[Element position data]
╔══

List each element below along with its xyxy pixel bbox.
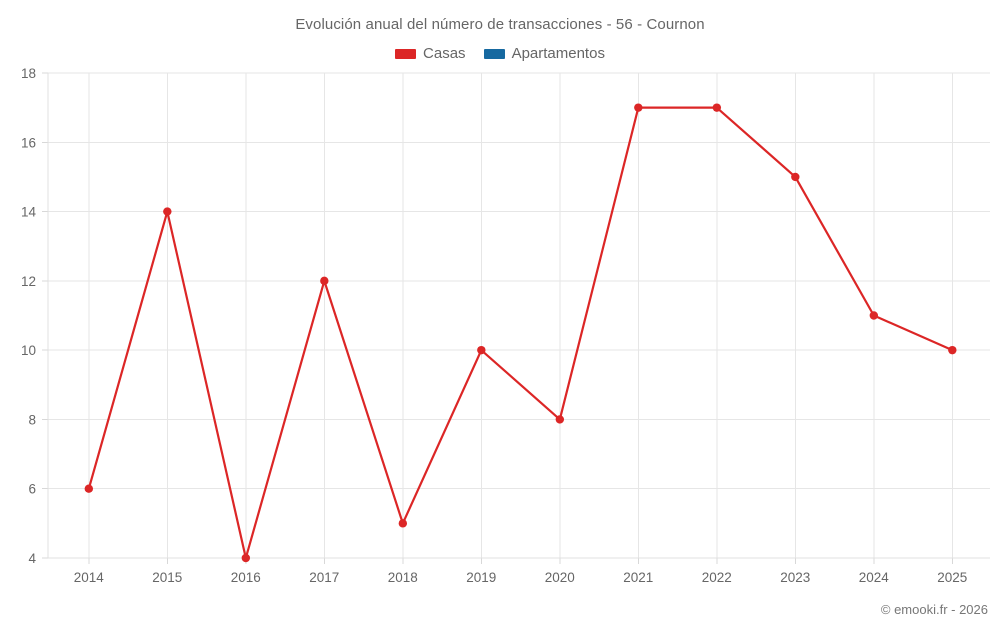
y-axis-tick-label: 16 xyxy=(21,135,36,150)
x-axis-tick-label: 2015 xyxy=(152,570,182,585)
x-axis-tick-label: 2014 xyxy=(74,570,105,585)
y-axis-tick-label: 18 xyxy=(21,66,36,81)
x-axis-tick-label: 2022 xyxy=(702,570,732,585)
x-axis-tick-label: 2019 xyxy=(466,570,496,585)
x-axis-tick-label: 2016 xyxy=(231,570,261,585)
y-axis-tick-label: 4 xyxy=(28,551,36,566)
x-axis-tick-label: 2023 xyxy=(780,570,810,585)
x-axis-tick-label: 2020 xyxy=(545,570,575,585)
data-point-casas-2018[interactable] xyxy=(398,519,408,528)
data-point-casas-2015[interactable] xyxy=(163,207,172,216)
data-point-casas-2017[interactable] xyxy=(320,276,329,286)
legend-swatch-icon-casas xyxy=(395,48,417,59)
y-axis-tick-label: 14 xyxy=(21,205,37,220)
y-axis-tick-label: 6 xyxy=(28,482,36,497)
data-point-casas-2014[interactable] xyxy=(84,484,94,493)
legend-label-casas: Casas xyxy=(423,45,466,62)
data-point-casas-2025[interactable] xyxy=(948,345,957,355)
legend-item-casas[interactable]: Casas xyxy=(395,45,466,62)
chart-legend: Casas Apartamentos xyxy=(0,45,1000,62)
legend-item-apartamentos[interactable]: Apartamentos xyxy=(483,45,605,62)
data-point-casas-2019[interactable] xyxy=(477,345,486,355)
data-point-casas-2016[interactable] xyxy=(241,553,251,563)
legend-label-apartamentos: Apartamentos xyxy=(511,45,605,62)
y-axis-tick-label: 8 xyxy=(28,412,36,427)
data-point-casas-2023[interactable] xyxy=(791,172,800,182)
x-axis-tick-label: 2018 xyxy=(388,570,418,585)
series-line-casas xyxy=(87,106,954,560)
credit-text: © emooki.fr - 2026 xyxy=(880,602,988,617)
x-axis-tick-label: 2025 xyxy=(937,570,967,585)
data-point-casas-2020[interactable] xyxy=(555,415,565,424)
x-axis-tick-label: 2021 xyxy=(623,570,653,585)
y-axis-tick-label: 10 xyxy=(21,343,36,358)
chart-title: Evolución anual del número de transaccio… xyxy=(295,16,705,33)
x-axis-tick-label: 2024 xyxy=(859,570,890,585)
legend-swatch-icon-apartamentos xyxy=(483,48,505,59)
data-point-casas-2022[interactable] xyxy=(712,103,722,112)
data-point-casas-2021[interactable] xyxy=(634,103,643,112)
y-axis-tick-label: 12 xyxy=(21,274,36,289)
data-point-casas-2024[interactable] xyxy=(869,311,879,320)
x-axis-tick-label: 2017 xyxy=(309,570,339,585)
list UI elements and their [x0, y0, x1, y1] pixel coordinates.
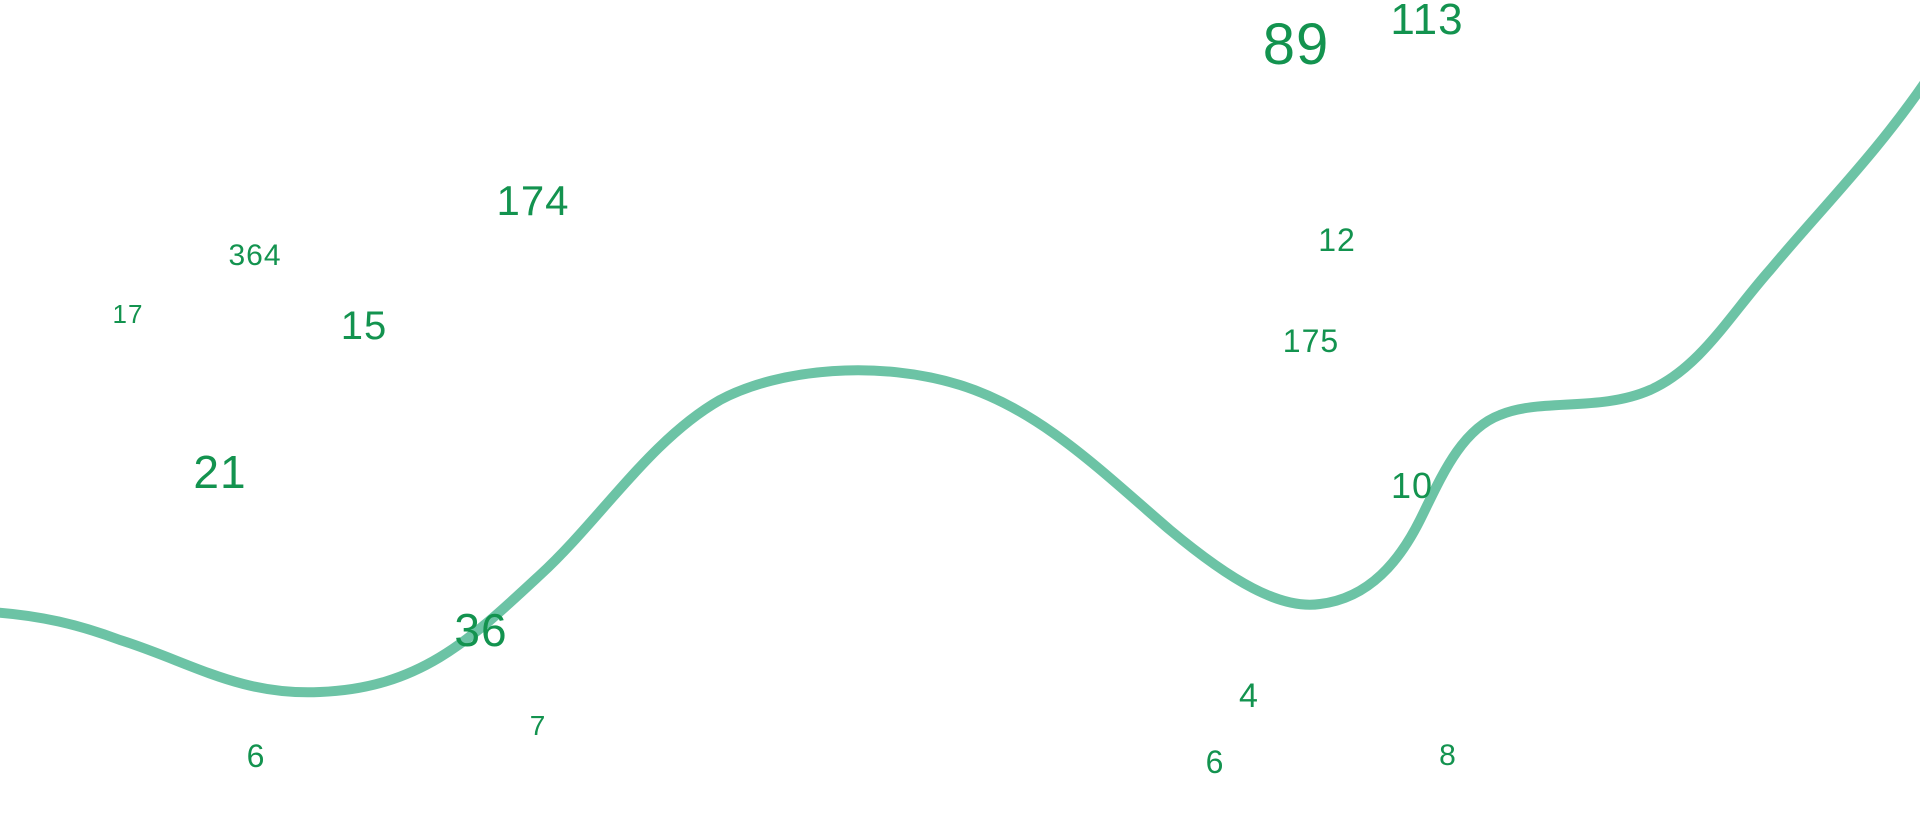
wavy-line-path: [0, 80, 1920, 698]
number-label: 8: [1439, 739, 1457, 772]
number-label: 7: [529, 710, 547, 741]
number-label: 89: [1262, 12, 1330, 77]
number-label: 21: [193, 446, 247, 498]
number-label: 174: [496, 177, 570, 224]
number-label: 175: [1282, 323, 1340, 359]
number-label: 113: [1390, 0, 1464, 44]
number-label: 15: [340, 304, 388, 348]
number-label: 6: [1205, 744, 1225, 780]
number-label: 36: [454, 604, 508, 656]
number-label: 6: [246, 738, 266, 774]
number-label: 4: [1239, 677, 1259, 715]
number-label: 17: [112, 299, 144, 329]
number-label: 10: [1390, 465, 1434, 506]
number-label: 12: [1318, 222, 1356, 258]
number-label: 364: [228, 239, 282, 272]
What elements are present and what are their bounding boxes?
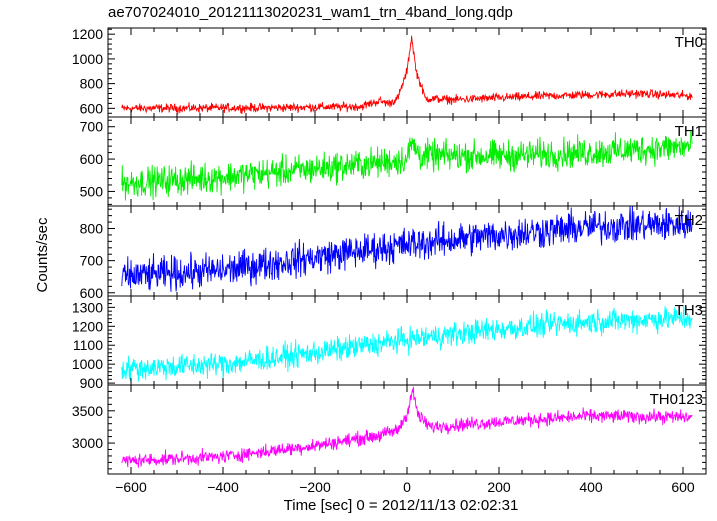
y-tick-label: 1200	[72, 318, 103, 334]
panel-label: TH1	[675, 123, 703, 140]
x-axis: −600 −400 −200 0 200 400 600	[115, 479, 695, 495]
panel-th1: 500 600 700 TH1	[80, 116, 707, 207]
panel-label: TH0123	[650, 391, 703, 408]
y-tick-label: 1100	[73, 337, 103, 353]
series-line-th1	[121, 129, 693, 201]
panel-frame	[107, 205, 707, 297]
series-line-th3	[121, 305, 693, 382]
x-tick-label: −600	[115, 479, 147, 495]
x-tick-label: −400	[207, 479, 239, 495]
panel-th2: 600 700 800 TH2	[80, 205, 707, 301]
y-tick-label: 900	[80, 375, 104, 391]
y-tick-label: 1200	[72, 26, 103, 42]
chart-title: ae707024010_20121113020231_wam1_trn_4ban…	[108, 4, 513, 21]
series-line-th2	[121, 205, 693, 292]
y-tick-label: 500	[80, 183, 104, 199]
x-tick-label: 200	[487, 479, 511, 495]
y-tick-label: 700	[80, 119, 104, 135]
y-tick-label: 800	[80, 76, 104, 92]
y-tick-label: 600	[80, 151, 104, 167]
panel-frame	[107, 116, 707, 207]
series-line-th0	[121, 35, 693, 115]
panel-label: TH0	[675, 34, 703, 51]
series-line-th0123	[121, 386, 693, 468]
x-tick-label: 400	[579, 479, 603, 495]
panel-label: TH2	[675, 212, 703, 229]
panels-group: 600 800 1000 1200 TH0 500 600 700 TH1 600 700 800 TH…	[72, 26, 707, 475]
y-tick-label: 800	[80, 221, 104, 237]
y-axis-label: Counts/sec	[34, 217, 51, 293]
panel-th0123: 3000 3500 TH0123	[72, 384, 707, 475]
y-tick-label: 600	[80, 285, 104, 301]
panel-th3: 900 1000 1100 1200 1300 TH3	[72, 295, 707, 391]
y-tick-label: 700	[80, 253, 104, 269]
y-tick-label: 3500	[72, 403, 103, 419]
y-tick-label: 600	[80, 100, 104, 116]
y-tick-label: 3000	[72, 435, 103, 451]
y-tick-label: 1300	[72, 299, 103, 315]
panel-th0: 600 800 1000 1200 TH0	[72, 26, 707, 118]
x-tick-label: 600	[671, 479, 695, 495]
x-tick-label: 0	[403, 479, 411, 495]
y-tick-label: 1000	[72, 356, 103, 372]
y-tick-label: 1000	[72, 51, 103, 67]
x-axis-label: Time [sec] 0 = 2012/11/13 02:02:31	[284, 497, 519, 514]
panel-label: TH3	[675, 302, 703, 319]
x-tick-label: −200	[299, 479, 331, 495]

╚══

Rewrite every line of the listing above as a Markdown table with the columns "No." and "Line," giving each line a row number and skipping blank lines. Leave the pictures out of the table.

| No. | Line |
|---|---|
| 1 | List each element below along with its xyxy pixel bbox. |
| 2 | y-axis-tick-label: 16 xyxy=(21,135,36,150) |
| 3 | x-axis-tick-label: 2015 xyxy=(152,570,182,585) |
| 4 | x-axis-tick-label: 2014 xyxy=(74,570,105,585) |
| 5 | y-axis-tick-label: 18 xyxy=(21,66,36,81) |
| 6 | x-axis-tick-label: 2022 xyxy=(702,570,732,585) |
| 7 | x-axis-tick-label: 2019 xyxy=(466,570,496,585) |
| 8 | x-axis-tick-label: 2016 xyxy=(231,570,261,585) |
| 9 | y-axis-tick-label: 4 xyxy=(28,551,36,566) |
| 10 | x-axis-tick-label: 2023 xyxy=(780,570,810,585) |
| 11 | x-axis-tick-label: 2020 xyxy=(545,570,575,585) |
| 12 | data-point-casas-2018[interactable] xyxy=(398,519,408,528) |
| 13 | data-point-casas-2015[interactable] xyxy=(163,207,172,216) |
| 14 | data-point-casas-2017[interactable] xyxy=(320,276,329,286) |
| 15 | legend-swatch-icon-casas xyxy=(395,48,417,59) |
| 16 | y-axis-tick-label: 14 xyxy=(21,205,37,220) |
| 17 | y-axis-tick-label: 6 xyxy=(28,482,36,497) |
| 18 | data-point-casas-2014[interactable] xyxy=(84,484,94,493) |
| 19 | legend-label-casas: Casas xyxy=(423,45,466,62) |
| 20 | data-point-casas-2025[interactable] xyxy=(948,345,957,355) |
| 21 | legend-item-casas[interactable]: Casas xyxy=(395,45,466,62) |
| 22 | chart-legend: Casas Apartamentos xyxy=(0,45,1000,62) |
| 23 | legend-item-apartamentos[interactable]: Apartamentos xyxy=(483,45,605,62) |
| 24 | data-point-casas-2019[interactable] xyxy=(477,345,486,355) |
| 25 | data-point-casas-2016[interactable] xyxy=(241,553,251,563) |
| 26 | legend-label-apartamentos: Apartamentos xyxy=(511,45,605,62) |
| 27 | y-axis-tick-label: 8 xyxy=(28,412,36,427) |
| 28 | data-point-casas-2023[interactable] xyxy=(791,172,800,182) |
| 29 | x-axis-tick-label: 2018 xyxy=(388,570,418,585) |
| 30 | series-line-casas xyxy=(87,106,954,560) |
| 31 | credit-text: © emooki.fr - 2026 xyxy=(880,602,988,617) |
| 32 | x-axis-tick-label: 2025 xyxy=(937,570,967,585) |
| 33 | data-point-casas-2020[interactable] xyxy=(555,415,565,424) |
| 34 | x-axis-tick-label: 2021 xyxy=(623,570,653,585) |
| 35 | y-axis-tick-label: 10 xyxy=(21,343,36,358) |
| 36 | chart-title: Evolución anual del número de transaccio… xyxy=(295,16,705,33) |
| 37 | x-axis-tick-label: 2024 xyxy=(859,570,890,585) |
| 38 | legend-swatch-icon-apartamentos xyxy=(483,48,505,59) |
| 39 | data-point-casas-2022[interactable] xyxy=(712,103,722,112) |
| 40 | data-point-casas-2021[interactable] xyxy=(634,103,643,112) |
| 41 | y-axis-tick-label: 12 xyxy=(21,274,36,289) |
| 42 | data-point-casas-2024[interactable] xyxy=(869,311,879,320) |
| 43 | x-axis-tick-label: 2017 xyxy=(309,570,339,585) |
| 44 | list UI elements and their [x0, y0, x1, y1] pixel coordinates. |
| 45 | wavy-line-path: [0, 80, 1920, 698] |
| 46 | number-label: 8: [1439, 739, 1457, 772] |
| 47 | number-label: 7: [529, 710, 547, 741] |
| 48 | number-label: 89: [1262, 12, 1330, 77] |
| 49 | number-label: 21: [193, 446, 247, 498] |
| 50 | number-label: 174: [496, 177, 570, 224] |
| 51 | number-label: 175: [1282, 323, 1340, 359] |
| 52 | number-label: 113: [1390, 0, 1464, 44] |
| 53 | number-label: 15: [340, 304, 388, 348] |
| 54 | number-label: 6: [1205, 744, 1225, 780] |
| 55 | number-label: 36: [454, 604, 508, 656] |
| 56 | number-label: 6: [246, 738, 266, 774] |
| 57 | number-label: 4: [1239, 677, 1259, 715] |
| 58 | number-label: 17: [112, 299, 144, 329] |
| 59 | number-label: 10: [1390, 465, 1434, 506] |
| 60 | number-label: 12: [1318, 222, 1356, 258] |
| 61 | number-label: 364: [228, 239, 282, 272] |
| 62 | What elements are present and what are their bounding boxes? |
| 63 | y-tick-label: 1200	[72, 318, 103, 334] |
| 64 | panel-label: TH1	[675, 123, 703, 140] |
| 65 | x-axis: −600 −400 −200 0 200 400 600	[115, 479, 695, 495] |
| 66 | panel-th1: 500 600 700 TH1	[80, 116, 707, 207] |
| 67 | panel-label: TH0123	[650, 391, 703, 408] |
| 68 | y-tick-label: 1100	[73, 337, 103, 353] |
| 69 | series-line-th1	[121, 129, 693, 201] |
| 70 | panel-frame	[107, 205, 707, 297] |
| 71 | series-line-th3	[121, 305, 693, 382] |
| 72 | x-tick-label: −600	[115, 479, 147, 495] |
| 73 | x-tick-label: −400	[207, 479, 239, 495] |
| 74 | panel-th2: 600 700 800 TH2	[80, 205, 707, 301] |
| 75 | y-tick-label: 900	[80, 375, 104, 391] |
| 76 | y-tick-label: 1200	[72, 26, 103, 42] |
| 77 | chart-title: ae707024010_20121113020231_wam1_trn_4ban…	[108, 4, 513, 21] |
| 78 | series-line-th2	[121, 205, 693, 292] |
| 79 | y-tick-label: 500	[80, 183, 104, 199] |
| 80 | x-tick-label: 200	[487, 479, 511, 495] |
| 81 | y-tick-label: 700	[80, 119, 104, 135] |
| 82 | y-tick-label: 800	[80, 76, 104, 92] |
| 83 | y-tick-label: 600	[80, 151, 104, 167] |
| 84 | panel-frame	[107, 116, 707, 207] |
| 85 | series-line-th0	[121, 35, 693, 115] |
| 86 | panel-label: TH0	[675, 34, 703, 51] |
| 87 | series-line-th0123	[121, 386, 693, 468] |
| 88 | x-tick-label: 400	[579, 479, 603, 495] |
| 89 | panel-label: TH2	[675, 212, 703, 229] |
| 90 | panels-group: 600 800 1000 1200 TH0 500 600 700 TH1 600 700 800 TH…	[72, 26, 707, 475] |
| 91 | y-tick-label: 800	[80, 221, 104, 237] |
| 92 | y-axis-label: Counts/sec	[34, 217, 51, 293] |
| 93 | panel-th0123: 3000 3500 TH0123	[72, 384, 707, 475] |
| 94 | y-tick-label: 600	[80, 285, 104, 301] |
| 95 | panel-th3: 900 1000 1100 1200 1300 TH3	[72, 295, 707, 391] |
| 96 | y-tick-label: 700	[80, 253, 104, 269] |
| 97 | y-tick-label: 3500	[72, 403, 103, 419] |
| 98 | y-tick-label: 600	[80, 100, 104, 116] |
| 99 | y-tick-label: 3000	[72, 435, 103, 451] |
| 100 | y-tick-label: 1300	[72, 299, 103, 315] |
| 101 | panel-th0: 600 800 1000 1200 TH0	[72, 26, 707, 118] |
| 102 | x-tick-label: 600	[671, 479, 695, 495] |
| 103 | x-tick-label: 0	[403, 479, 411, 495] |
| 104 | y-tick-label: 1000	[72, 356, 103, 372] |
| 105 | y-tick-label: 1000	[72, 51, 103, 67] |
| 106 | x-axis-label: Time [sec] 0 = 2012/11/13 02:02:31	[284, 497, 519, 514] |
| 107 | panel-label: TH3	[675, 302, 703, 319] |
| 108 | x-tick-label: −200	[299, 479, 331, 495] |